_Stored data:_
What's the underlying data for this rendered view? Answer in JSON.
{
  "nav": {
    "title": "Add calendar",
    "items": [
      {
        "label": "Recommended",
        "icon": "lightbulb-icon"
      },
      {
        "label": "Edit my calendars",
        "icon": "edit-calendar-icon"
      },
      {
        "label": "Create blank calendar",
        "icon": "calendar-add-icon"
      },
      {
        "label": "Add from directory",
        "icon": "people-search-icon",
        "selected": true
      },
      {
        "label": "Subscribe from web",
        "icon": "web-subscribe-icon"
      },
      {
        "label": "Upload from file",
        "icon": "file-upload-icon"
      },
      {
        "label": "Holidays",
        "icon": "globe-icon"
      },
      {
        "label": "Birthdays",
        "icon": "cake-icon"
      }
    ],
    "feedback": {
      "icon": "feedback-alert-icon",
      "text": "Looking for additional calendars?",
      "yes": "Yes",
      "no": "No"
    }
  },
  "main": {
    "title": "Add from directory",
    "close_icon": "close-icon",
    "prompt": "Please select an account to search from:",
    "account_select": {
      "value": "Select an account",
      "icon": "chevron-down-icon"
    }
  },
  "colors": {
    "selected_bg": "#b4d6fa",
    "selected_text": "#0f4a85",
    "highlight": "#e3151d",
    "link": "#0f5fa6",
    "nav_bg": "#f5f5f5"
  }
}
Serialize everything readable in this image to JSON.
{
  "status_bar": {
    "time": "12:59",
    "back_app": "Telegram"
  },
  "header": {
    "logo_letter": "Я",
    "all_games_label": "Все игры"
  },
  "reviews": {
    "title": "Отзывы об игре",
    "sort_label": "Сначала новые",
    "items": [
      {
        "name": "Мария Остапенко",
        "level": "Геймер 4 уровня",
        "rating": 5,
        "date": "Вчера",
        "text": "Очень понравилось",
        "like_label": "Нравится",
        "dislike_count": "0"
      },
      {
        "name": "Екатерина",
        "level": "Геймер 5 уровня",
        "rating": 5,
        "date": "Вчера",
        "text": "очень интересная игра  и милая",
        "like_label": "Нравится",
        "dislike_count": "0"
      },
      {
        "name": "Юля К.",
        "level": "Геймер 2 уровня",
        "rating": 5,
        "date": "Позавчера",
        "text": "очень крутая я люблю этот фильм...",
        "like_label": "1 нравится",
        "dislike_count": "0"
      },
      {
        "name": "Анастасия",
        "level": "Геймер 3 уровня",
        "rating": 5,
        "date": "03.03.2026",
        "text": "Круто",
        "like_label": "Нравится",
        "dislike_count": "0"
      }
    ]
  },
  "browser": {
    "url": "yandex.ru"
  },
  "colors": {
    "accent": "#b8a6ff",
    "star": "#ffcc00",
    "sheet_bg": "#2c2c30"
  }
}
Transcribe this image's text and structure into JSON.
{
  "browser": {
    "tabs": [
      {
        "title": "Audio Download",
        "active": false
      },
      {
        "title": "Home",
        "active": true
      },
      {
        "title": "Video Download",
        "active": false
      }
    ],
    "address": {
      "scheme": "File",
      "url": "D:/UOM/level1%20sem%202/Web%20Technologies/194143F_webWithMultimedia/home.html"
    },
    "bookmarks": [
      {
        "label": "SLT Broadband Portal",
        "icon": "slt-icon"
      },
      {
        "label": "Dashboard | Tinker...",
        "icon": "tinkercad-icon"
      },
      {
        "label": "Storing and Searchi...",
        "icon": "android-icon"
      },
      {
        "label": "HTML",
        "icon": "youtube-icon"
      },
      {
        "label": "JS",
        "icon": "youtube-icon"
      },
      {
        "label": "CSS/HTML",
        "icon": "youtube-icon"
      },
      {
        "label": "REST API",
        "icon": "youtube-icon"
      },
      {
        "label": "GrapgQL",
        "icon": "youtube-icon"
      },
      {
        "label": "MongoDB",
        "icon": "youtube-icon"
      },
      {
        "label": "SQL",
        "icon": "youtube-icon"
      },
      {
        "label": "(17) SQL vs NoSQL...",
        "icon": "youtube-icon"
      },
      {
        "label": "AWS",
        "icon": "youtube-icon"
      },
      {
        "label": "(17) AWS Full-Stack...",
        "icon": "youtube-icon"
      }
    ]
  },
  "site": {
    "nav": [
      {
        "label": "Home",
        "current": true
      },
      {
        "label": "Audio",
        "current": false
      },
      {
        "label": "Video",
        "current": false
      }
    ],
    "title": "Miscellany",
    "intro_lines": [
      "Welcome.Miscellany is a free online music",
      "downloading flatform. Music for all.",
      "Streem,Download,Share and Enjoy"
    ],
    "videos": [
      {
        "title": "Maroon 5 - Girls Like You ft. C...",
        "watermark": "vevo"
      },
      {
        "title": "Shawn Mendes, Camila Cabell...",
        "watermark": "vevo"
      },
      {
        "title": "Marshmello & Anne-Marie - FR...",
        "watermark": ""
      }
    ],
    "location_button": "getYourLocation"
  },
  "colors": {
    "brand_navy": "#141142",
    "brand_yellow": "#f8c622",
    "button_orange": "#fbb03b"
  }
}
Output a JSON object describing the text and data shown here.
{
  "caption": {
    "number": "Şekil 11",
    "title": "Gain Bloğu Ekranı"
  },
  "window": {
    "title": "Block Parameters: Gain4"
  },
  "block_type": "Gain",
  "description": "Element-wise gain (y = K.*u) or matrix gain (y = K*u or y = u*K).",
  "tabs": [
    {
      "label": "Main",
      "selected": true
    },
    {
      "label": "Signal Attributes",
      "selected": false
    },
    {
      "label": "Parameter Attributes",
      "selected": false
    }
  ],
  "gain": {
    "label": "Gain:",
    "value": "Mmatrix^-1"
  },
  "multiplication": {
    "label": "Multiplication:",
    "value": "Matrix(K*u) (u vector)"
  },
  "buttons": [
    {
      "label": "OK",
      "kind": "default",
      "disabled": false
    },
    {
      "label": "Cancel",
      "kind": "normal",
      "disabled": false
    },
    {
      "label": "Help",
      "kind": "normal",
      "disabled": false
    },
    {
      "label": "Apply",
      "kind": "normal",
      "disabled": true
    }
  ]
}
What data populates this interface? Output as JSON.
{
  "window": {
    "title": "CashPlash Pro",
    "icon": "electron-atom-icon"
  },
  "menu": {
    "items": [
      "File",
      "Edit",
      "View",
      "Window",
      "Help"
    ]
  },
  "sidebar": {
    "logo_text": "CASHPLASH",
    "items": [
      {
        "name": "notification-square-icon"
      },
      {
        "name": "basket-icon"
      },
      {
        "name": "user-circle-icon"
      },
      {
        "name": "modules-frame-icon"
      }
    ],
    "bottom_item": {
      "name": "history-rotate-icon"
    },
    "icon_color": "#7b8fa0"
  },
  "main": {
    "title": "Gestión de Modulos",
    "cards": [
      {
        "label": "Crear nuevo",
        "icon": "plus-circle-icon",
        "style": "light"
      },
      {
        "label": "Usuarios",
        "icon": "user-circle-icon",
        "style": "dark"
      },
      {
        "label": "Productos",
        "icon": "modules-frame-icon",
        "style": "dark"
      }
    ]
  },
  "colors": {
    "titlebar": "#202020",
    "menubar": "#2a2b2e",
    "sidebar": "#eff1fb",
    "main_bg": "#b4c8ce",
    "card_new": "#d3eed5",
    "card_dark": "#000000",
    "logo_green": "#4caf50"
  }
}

_What the exercise asks:_ Return the entries in full, keeping every line exactly as it is.

_The result:_
What's the underlying data for this rendered view? Answer in JSON.
{
  "nav": {
    "title": "Add calendar",
    "items": [
      {
        "label": "Recommended",
        "icon": "lightbulb-icon"
      },
      {
        "label": "Edit my calendars",
        "icon": "edit-calendar-icon"
      },
      {
        "label": "Create blank calendar",
        "icon": "calendar-add-icon"
      },
      {
        "label": "Add from directory",
        "icon": "people-search-icon",
        "selected": true
      },
      {
        "label": "Subscribe from web",
        "icon": "web-subscribe-icon"
      },
      {
        "label": "Upload from file",
        "icon": "file-upload-icon"
      },
      {
        "label": "Holidays",
        "icon": "globe-icon"
      },
      {
        "label": "Birthdays",
        "icon": "cake-icon"
      }
    ],
    "feedback": {
      "icon": "feedback-alert-icon",
      "text": "Looking for additional calendars?",
      "yes": "Yes",
      "no": "No"
    }
  },
  "main": {
    "title": "Add from directory",
    "close_icon": "close-icon",
    "prompt": "Please select an account to search from:",
    "account_select": {
      "value": "Select an account",
      "icon": "chevron-down-icon"
    }
  },
  "colors": {
    "selected_bg": "#b4d6fa",
    "selected_text": "#0f4a85",
    "highlight": "#e3151d",
    "link": "#0f5fa6",
    "nav_bg": "#f5f5f5"
  }
}
Serialize everything readable in this image to JSON.
{
  "status_bar": {
    "time": "12:59",
    "back_app": "Telegram"
  },
  "header": {
    "logo_letter": "Я",
    "all_games_label": "Все игры"
  },
  "reviews": {
    "title": "Отзывы об игре",
    "sort_label": "Сначала новые",
    "items": [
      {
        "name": "Мария Остапенко",
        "level": "Геймер 4 уровня",
        "rating": 5,
        "date": "Вчера",
        "text": "Очень понравилось",
        "like_label": "Нравится",
        "dislike_count": "0"
      },
      {
        "name": "Екатерина",
        "level": "Геймер 5 уровня",
        "rating": 5,
        "date": "Вчера",
        "text": "очень интересная игра  и милая",
        "like_label": "Нравится",
        "dislike_count": "0"
      },
      {
        "name": "Юля К.",
        "level": "Геймер 2 уровня",
        "rating": 5,
        "date": "Позавчера",
        "text": "очень крутая я люблю этот фильм...",
        "like_label": "1 нравится",
        "dislike_count": "0"
      },
      {
        "name": "Анастасия",
        "level": "Геймер 3 уровня",
        "rating": 5,
        "date": "03.03.2026",
        "text": "Круто",
        "like_label": "Нравится",
        "dislike_count": "0"
      }
    ]
  },
  "browser": {
    "url": "yandex.ru"
  },
  "colors": {
    "accent": "#b8a6ff",
    "star": "#ffcc00",
    "sheet_bg": "#2c2c30"
  }
}
Transcribe this image's text and structure into JSON.
{
  "browser": {
    "tabs": [
      {
        "title": "Audio Download",
        "active": false
      },
      {
        "title": "Home",
        "active": true
      },
      {
        "title": "Video Download",
        "active": false
      }
    ],
    "address": {
      "scheme": "File",
      "url": "D:/UOM/level1%20sem%202/Web%20Technologies/194143F_webWithMultimedia/home.html"
    },
    "bookmarks": [
      {
        "label": "SLT Broadband Portal",
        "icon": "slt-icon"
      },
      {
        "label": "Dashboard | Tinker...",
        "icon": "tinkercad-icon"
      },
      {
        "label": "Storing and Searchi...",
        "icon": "android-icon"
      },
      {
        "label": "HTML",
        "icon": "youtube-icon"
      },
      {
        "label": "JS",
        "icon": "youtube-icon"
      },
      {
        "label": "CSS/HTML",
        "icon": "youtube-icon"
      },
      {
        "label": "REST API",
        "icon": "youtube-icon"
      },
      {
        "label": "GrapgQL",
        "icon": "youtube-icon"
      },
      {
        "label": "MongoDB",
        "icon": "youtube-icon"
      },
      {
        "label": "SQL",
        "icon": "youtube-icon"
      },
      {
        "label": "(17) SQL vs NoSQL...",
        "icon": "youtube-icon"
      },
      {
        "label": "AWS",
        "icon": "youtube-icon"
      },
      {
        "label": "(17) AWS Full-Stack...",
        "icon": "youtube-icon"
      }
    ]
  },
  "site": {
    "nav": [
      {
        "label": "Home",
        "current": true
      },
      {
        "label": "Audio",
        "current": false
      },
      {
        "label": "Video",
        "current": false
      }
    ],
    "title": "Miscellany",
    "intro_lines": [
      "Welcome.Miscellany is a free online music",
      "downloading flatform. Music for all.",
      "Streem,Download,Share and Enjoy"
    ],
    "videos": [
      {
        "title": "Maroon 5 - Girls Like You ft. C...",
        "watermark": "vevo"
      },
      {
        "title": "Shawn Mendes, Camila Cabell...",
        "watermark": "vevo"
      },
      {
        "title": "Marshmello & Anne-Marie - FR...",
        "watermark": ""
      }
    ],
    "location_button": "getYourLocation"
  },
  "colors": {
    "brand_navy": "#141142",
    "brand_yellow": "#f8c622",
    "button_orange": "#fbb03b"
  }
}
Output a JSON object describing the text and data shown here.
{
  "caption": {
    "number": "Şekil 11",
    "title": "Gain Bloğu Ekranı"
  },
  "window": {
    "title": "Block Parameters: Gain4"
  },
  "block_type": "Gain",
  "description": "Element-wise gain (y = K.*u) or matrix gain (y = K*u or y = u*K).",
  "tabs": [
    {
      "label": "Main",
      "selected": true
    },
    {
      "label": "Signal Attributes",
      "selected": false
    },
    {
      "label": "Parameter Attributes",
      "selected": false
    }
  ],
  "gain": {
    "label": "Gain:",
    "value": "Mmatrix^-1"
  },
  "multiplication": {
    "label": "Multiplication:",
    "value": "Matrix(K*u) (u vector)"
  },
  "buttons": [
    {
      "label": "OK",
      "kind": "default",
      "disabled": false
    },
    {
      "label": "Cancel",
      "kind": "normal",
      "disabled": false
    },
    {
      "label": "Help",
      "kind": "normal",
      "disabled": false
    },
    {
      "label": "Apply",
      "kind": "normal",
      "disabled": true
    }
  ]
}
What data populates this interface? Output as JSON.
{
  "window": {
    "title": "CashPlash Pro",
    "icon": "electron-atom-icon"
  },
  "menu": {
    "items": [
      "File",
      "Edit",
      "View",
      "Window",
      "Help"
    ]
  },
  "sidebar": {
    "logo_text": "CASHPLASH",
    "items": [
      {
        "name": "notification-square-icon"
      },
      {
        "name": "basket-icon"
      },
      {
        "name": "user-circle-icon"
      },
      {
        "name": "modules-frame-icon"
      }
    ],
    "bottom_item": {
      "name": "history-rotate-icon"
    },
    "icon_color": "#7b8fa0"
  },
  "main": {
    "title": "Gestión de Modulos",
    "cards": [
      {
        "label": "Crear nuevo",
        "icon": "plus-circle-icon",
        "style": "light"
      },
      {
        "label": "Usuarios",
        "icon": "user-circle-icon",
        "style": "dark"
      },
      {
        "label": "Productos",
        "icon": "modules-frame-icon",
        "style": "dark"
      }
    ]
  },
  "colors": {
    "titlebar": "#202020",
    "menubar": "#2a2b2e",
    "sidebar": "#eff1fb",
    "main_bg": "#b4c8ce",
    "card_new": "#d3eed5",
    "card_dark": "#000000",
    "logo_green": "#4caf50"
  }
}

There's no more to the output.